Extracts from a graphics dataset
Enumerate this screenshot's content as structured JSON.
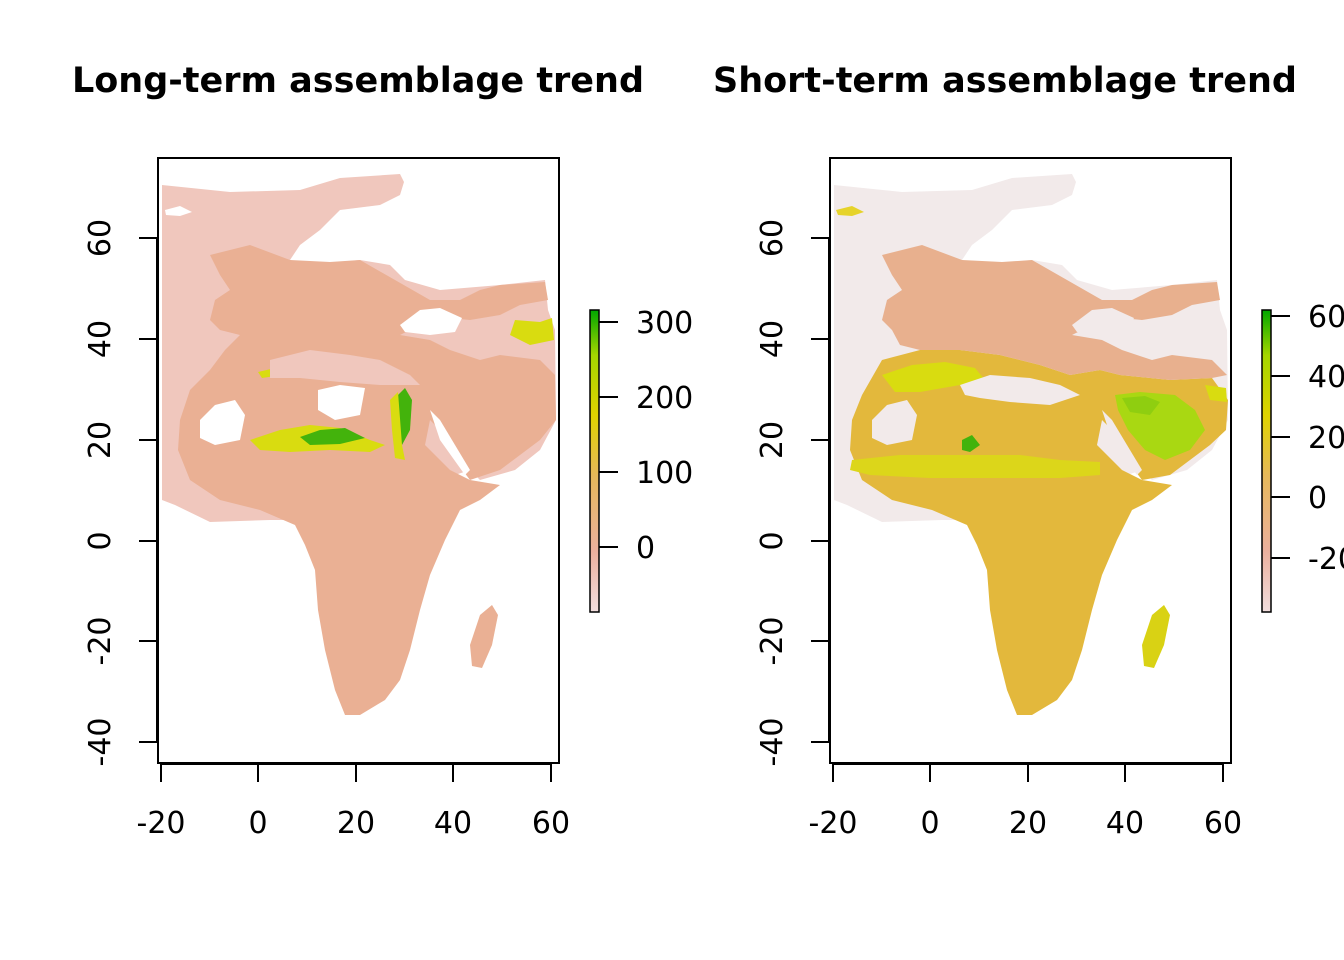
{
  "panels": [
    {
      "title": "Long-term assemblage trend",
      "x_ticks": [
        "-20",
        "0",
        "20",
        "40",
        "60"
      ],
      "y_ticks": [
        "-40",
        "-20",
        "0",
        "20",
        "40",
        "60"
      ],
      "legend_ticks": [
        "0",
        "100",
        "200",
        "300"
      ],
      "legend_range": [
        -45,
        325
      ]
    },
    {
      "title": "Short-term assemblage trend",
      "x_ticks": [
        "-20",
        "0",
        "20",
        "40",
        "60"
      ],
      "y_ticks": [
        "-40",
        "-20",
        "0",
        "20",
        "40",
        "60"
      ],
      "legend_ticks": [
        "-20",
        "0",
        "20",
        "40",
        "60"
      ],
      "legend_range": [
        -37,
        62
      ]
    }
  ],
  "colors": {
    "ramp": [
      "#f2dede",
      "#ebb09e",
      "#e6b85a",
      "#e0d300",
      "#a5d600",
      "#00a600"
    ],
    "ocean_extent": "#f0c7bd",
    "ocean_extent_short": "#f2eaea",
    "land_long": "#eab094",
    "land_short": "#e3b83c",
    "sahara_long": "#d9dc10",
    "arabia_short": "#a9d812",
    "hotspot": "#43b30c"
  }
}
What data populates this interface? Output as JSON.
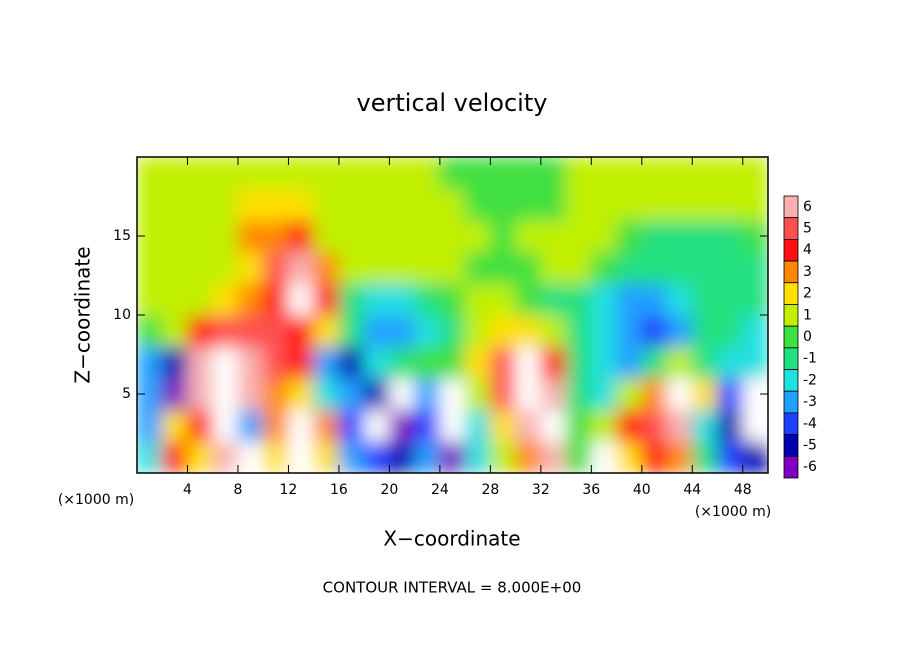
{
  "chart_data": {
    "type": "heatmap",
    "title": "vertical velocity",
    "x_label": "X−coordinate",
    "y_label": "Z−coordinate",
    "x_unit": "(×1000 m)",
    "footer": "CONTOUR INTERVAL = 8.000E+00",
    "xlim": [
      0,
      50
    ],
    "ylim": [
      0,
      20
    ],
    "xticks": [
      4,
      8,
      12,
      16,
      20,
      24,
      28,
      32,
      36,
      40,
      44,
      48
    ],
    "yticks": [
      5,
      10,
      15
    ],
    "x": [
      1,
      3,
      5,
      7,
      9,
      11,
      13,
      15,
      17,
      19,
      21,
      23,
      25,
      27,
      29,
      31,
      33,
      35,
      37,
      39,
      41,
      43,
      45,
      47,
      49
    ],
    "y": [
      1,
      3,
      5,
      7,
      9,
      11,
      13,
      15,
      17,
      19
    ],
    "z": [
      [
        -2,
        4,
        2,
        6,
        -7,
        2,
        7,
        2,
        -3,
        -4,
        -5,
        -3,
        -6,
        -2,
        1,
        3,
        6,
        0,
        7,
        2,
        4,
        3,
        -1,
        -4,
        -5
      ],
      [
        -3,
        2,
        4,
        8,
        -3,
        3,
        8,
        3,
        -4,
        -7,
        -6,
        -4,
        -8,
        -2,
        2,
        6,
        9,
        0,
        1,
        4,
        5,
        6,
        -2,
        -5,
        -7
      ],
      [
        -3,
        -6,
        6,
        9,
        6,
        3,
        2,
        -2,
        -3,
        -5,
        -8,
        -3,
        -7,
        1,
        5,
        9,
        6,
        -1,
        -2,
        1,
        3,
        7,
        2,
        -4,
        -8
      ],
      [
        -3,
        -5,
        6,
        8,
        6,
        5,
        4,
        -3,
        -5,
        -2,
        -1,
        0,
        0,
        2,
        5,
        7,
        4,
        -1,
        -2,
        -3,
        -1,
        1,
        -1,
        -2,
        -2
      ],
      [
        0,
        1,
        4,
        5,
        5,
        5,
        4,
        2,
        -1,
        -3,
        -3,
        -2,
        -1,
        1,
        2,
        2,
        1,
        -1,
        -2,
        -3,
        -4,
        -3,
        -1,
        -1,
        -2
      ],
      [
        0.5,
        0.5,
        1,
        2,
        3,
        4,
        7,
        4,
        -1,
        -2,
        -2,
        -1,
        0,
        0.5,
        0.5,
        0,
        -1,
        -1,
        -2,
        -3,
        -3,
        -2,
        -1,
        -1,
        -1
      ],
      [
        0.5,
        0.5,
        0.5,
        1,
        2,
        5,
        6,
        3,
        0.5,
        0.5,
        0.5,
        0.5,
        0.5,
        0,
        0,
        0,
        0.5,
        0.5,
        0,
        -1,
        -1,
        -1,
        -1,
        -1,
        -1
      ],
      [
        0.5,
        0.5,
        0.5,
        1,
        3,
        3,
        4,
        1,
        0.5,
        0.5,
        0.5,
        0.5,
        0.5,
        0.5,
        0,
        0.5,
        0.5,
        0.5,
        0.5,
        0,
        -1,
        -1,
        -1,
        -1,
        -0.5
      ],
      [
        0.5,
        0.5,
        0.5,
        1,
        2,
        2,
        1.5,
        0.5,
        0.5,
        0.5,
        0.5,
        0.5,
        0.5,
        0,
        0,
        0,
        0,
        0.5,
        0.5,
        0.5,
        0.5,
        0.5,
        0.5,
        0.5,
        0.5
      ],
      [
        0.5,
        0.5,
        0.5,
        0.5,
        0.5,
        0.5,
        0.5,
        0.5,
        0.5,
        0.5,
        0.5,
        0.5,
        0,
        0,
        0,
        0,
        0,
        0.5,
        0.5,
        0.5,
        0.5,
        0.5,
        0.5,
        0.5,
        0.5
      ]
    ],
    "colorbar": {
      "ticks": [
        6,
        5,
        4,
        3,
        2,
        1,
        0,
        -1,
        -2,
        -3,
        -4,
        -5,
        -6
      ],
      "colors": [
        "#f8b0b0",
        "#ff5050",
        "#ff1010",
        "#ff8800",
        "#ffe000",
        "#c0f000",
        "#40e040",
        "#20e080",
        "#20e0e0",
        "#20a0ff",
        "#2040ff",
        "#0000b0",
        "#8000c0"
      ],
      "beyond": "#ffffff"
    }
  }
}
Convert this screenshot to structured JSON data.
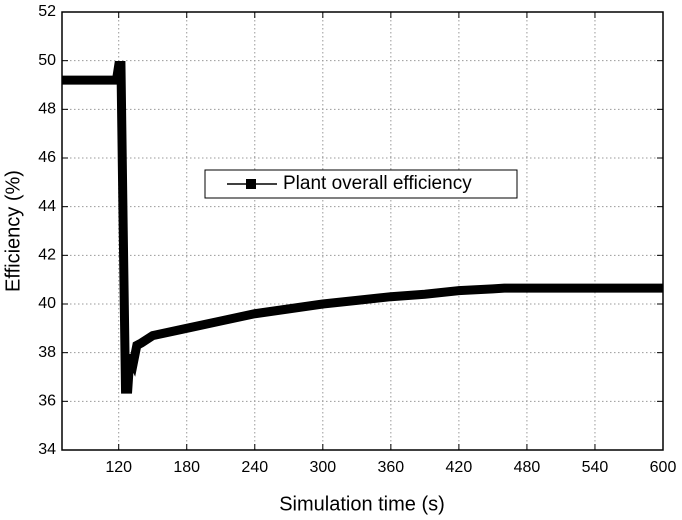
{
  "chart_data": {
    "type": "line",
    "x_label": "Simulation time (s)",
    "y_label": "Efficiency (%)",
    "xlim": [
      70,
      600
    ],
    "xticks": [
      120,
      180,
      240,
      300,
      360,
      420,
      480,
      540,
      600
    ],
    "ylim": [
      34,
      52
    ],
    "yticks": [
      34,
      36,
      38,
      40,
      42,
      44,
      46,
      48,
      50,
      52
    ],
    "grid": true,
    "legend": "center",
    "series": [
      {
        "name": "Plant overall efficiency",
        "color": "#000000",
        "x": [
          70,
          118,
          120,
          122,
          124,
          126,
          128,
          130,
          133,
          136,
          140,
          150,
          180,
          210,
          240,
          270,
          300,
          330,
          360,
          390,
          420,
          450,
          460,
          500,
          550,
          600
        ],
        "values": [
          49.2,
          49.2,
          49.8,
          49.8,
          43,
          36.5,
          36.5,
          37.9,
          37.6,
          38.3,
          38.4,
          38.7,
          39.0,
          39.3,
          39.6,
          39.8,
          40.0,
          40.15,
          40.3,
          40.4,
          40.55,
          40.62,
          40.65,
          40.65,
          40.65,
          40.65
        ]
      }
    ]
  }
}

WRITTEN TASK: Copy each line in full and exactly, omitting any picture.

RESULT FOR THIS TASK:
Enumerate this screenshot's content as structured JSON.
{
  "panels": [
    {
      "title": "Long-term assemblage trend",
      "x_ticks": [
        "-20",
        "0",
        "20",
        "40",
        "60"
      ],
      "y_ticks": [
        "-40",
        "-20",
        "0",
        "20",
        "40",
        "60"
      ],
      "legend_ticks": [
        "0",
        "100",
        "200",
        "300"
      ],
      "legend_range": [
        -45,
        325
      ]
    },
    {
      "title": "Short-term assemblage trend",
      "x_ticks": [
        "-20",
        "0",
        "20",
        "40",
        "60"
      ],
      "y_ticks": [
        "-40",
        "-20",
        "0",
        "20",
        "40",
        "60"
      ],
      "legend_ticks": [
        "-20",
        "0",
        "20",
        "40",
        "60"
      ],
      "legend_range": [
        -37,
        62
      ]
    }
  ],
  "colors": {
    "ramp": [
      "#f2dede",
      "#ebb09e",
      "#e6b85a",
      "#e0d300",
      "#a5d600",
      "#00a600"
    ],
    "ocean_extent": "#f0c7bd",
    "ocean_extent_short": "#f2eaea",
    "land_long": "#eab094",
    "land_short": "#e3b83c",
    "sahara_long": "#d9dc10",
    "arabia_short": "#a9d812",
    "hotspot": "#43b30c"
  }
}
What data populates this interface? Output as JSON.
{
  "chart_data": {
    "type": "heatmap",
    "title": "vertical velocity",
    "x_label": "X−coordinate",
    "y_label": "Z−coordinate",
    "x_unit": "(×1000 m)",
    "footer": "CONTOUR INTERVAL = 8.000E+00",
    "xlim": [
      0,
      50
    ],
    "ylim": [
      0,
      20
    ],
    "xticks": [
      4,
      8,
      12,
      16,
      20,
      24,
      28,
      32,
      36,
      40,
      44,
      48
    ],
    "yticks": [
      5,
      10,
      15
    ],
    "x": [
      1,
      3,
      5,
      7,
      9,
      11,
      13,
      15,
      17,
      19,
      21,
      23,
      25,
      27,
      29,
      31,
      33,
      35,
      37,
      39,
      41,
      43,
      45,
      47,
      49
    ],
    "y": [
      1,
      3,
      5,
      7,
      9,
      11,
      13,
      15,
      17,
      19
    ],
    "z": [
      [
        -2,
        4,
        2,
        6,
        -7,
        2,
        7,
        2,
        -3,
        -4,
        -5,
        -3,
        -6,
        -2,
        1,
        3,
        6,
        0,
        7,
        2,
        4,
        3,
        -1,
        -4,
        -5
      ],
      [
        -3,
        2,
        4,
        8,
        -3,
        3,
        8,
        3,
        -4,
        -7,
        -6,
        -4,
        -8,
        -2,
        2,
        6,
        9,
        0,
        1,
        4,
        5,
        6,
        -2,
        -5,
        -7
      ],
      [
        -3,
        -6,
        6,
        9,
        6,
        3,
        2,
        -2,
        -3,
        -5,
        -8,
        -3,
        -7,
        1,
        5,
        9,
        6,
        -1,
        -2,
        1,
        3,
        7,
        2,
        -4,
        -8
      ],
      [
        -3,
        -5,
        6,
        8,
        6,
        5,
        4,
        -3,
        -5,
        -2,
        -1,
        0,
        0,
        2,
        5,
        7,
        4,
        -1,
        -2,
        -3,
        -1,
        1,
        -1,
        -2,
        -2
      ],
      [
        0,
        1,
        4,
        5,
        5,
        5,
        4,
        2,
        -1,
        -3,
        -3,
        -2,
        -1,
        1,
        2,
        2,
        1,
        -1,
        -2,
        -3,
        -4,
        -3,
        -1,
        -1,
        -2
      ],
      [
        0.5,
        0.5,
        1,
        2,
        3,
        4,
        7,
        4,
        -1,
        -2,
        -2,
        -1,
        0,
        0.5,
        0.5,
        0,
        -1,
        -1,
        -2,
        -3,
        -3,
        -2,
        -1,
        -1,
        -1
      ],
      [
        0.5,
        0.5,
        0.5,
        1,
        2,
        5,
        6,
        3,
        0.5,
        0.5,
        0.5,
        0.5,
        0.5,
        0,
        0,
        0,
        0.5,
        0.5,
        0,
        -1,
        -1,
        -1,
        -1,
        -1,
        -1
      ],
      [
        0.5,
        0.5,
        0.5,
        1,
        3,
        3,
        4,
        1,
        0.5,
        0.5,
        0.5,
        0.5,
        0.5,
        0.5,
        0,
        0.5,
        0.5,
        0.5,
        0.5,
        0,
        -1,
        -1,
        -1,
        -1,
        -0.5
      ],
      [
        0.5,
        0.5,
        0.5,
        1,
        2,
        2,
        1.5,
        0.5,
        0.5,
        0.5,
        0.5,
        0.5,
        0.5,
        0,
        0,
        0,
        0,
        0.5,
        0.5,
        0.5,
        0.5,
        0.5,
        0.5,
        0.5,
        0.5
      ],
      [
        0.5,
        0.5,
        0.5,
        0.5,
        0.5,
        0.5,
        0.5,
        0.5,
        0.5,
        0.5,
        0.5,
        0.5,
        0,
        0,
        0,
        0,
        0,
        0.5,
        0.5,
        0.5,
        0.5,
        0.5,
        0.5,
        0.5,
        0.5
      ]
    ],
    "colorbar": {
      "ticks": [
        6,
        5,
        4,
        3,
        2,
        1,
        0,
        -1,
        -2,
        -3,
        -4,
        -5,
        -6
      ],
      "colors": [
        "#f8b0b0",
        "#ff5050",
        "#ff1010",
        "#ff8800",
        "#ffe000",
        "#c0f000",
        "#40e040",
        "#20e080",
        "#20e0e0",
        "#20a0ff",
        "#2040ff",
        "#0000b0",
        "#8000c0"
      ],
      "beyond": "#ffffff"
    }
  }
}
Convert this screenshot to structured JSON data.
{
  "chart_data": {
    "type": "line",
    "x_label": "Simulation time (s)",
    "y_label": "Efficiency (%)",
    "xlim": [
      70,
      600
    ],
    "xticks": [
      120,
      180,
      240,
      300,
      360,
      420,
      480,
      540,
      600
    ],
    "ylim": [
      34,
      52
    ],
    "yticks": [
      34,
      36,
      38,
      40,
      42,
      44,
      46,
      48,
      50,
      52
    ],
    "grid": true,
    "legend": "center",
    "series": [
      {
        "name": "Plant overall efficiency",
        "color": "#000000",
        "x": [
          70,
          118,
          120,
          122,
          124,
          126,
          128,
          130,
          133,
          136,
          140,
          150,
          180,
          210,
          240,
          270,
          300,
          330,
          360,
          390,
          420,
          450,
          460,
          500,
          550,
          600
        ],
        "values": [
          49.2,
          49.2,
          49.8,
          49.8,
          43,
          36.5,
          36.5,
          37.9,
          37.6,
          38.3,
          38.4,
          38.7,
          39.0,
          39.3,
          39.6,
          39.8,
          40.0,
          40.15,
          40.3,
          40.4,
          40.55,
          40.62,
          40.65,
          40.65,
          40.65,
          40.65
        ]
      }
    ]
  }
}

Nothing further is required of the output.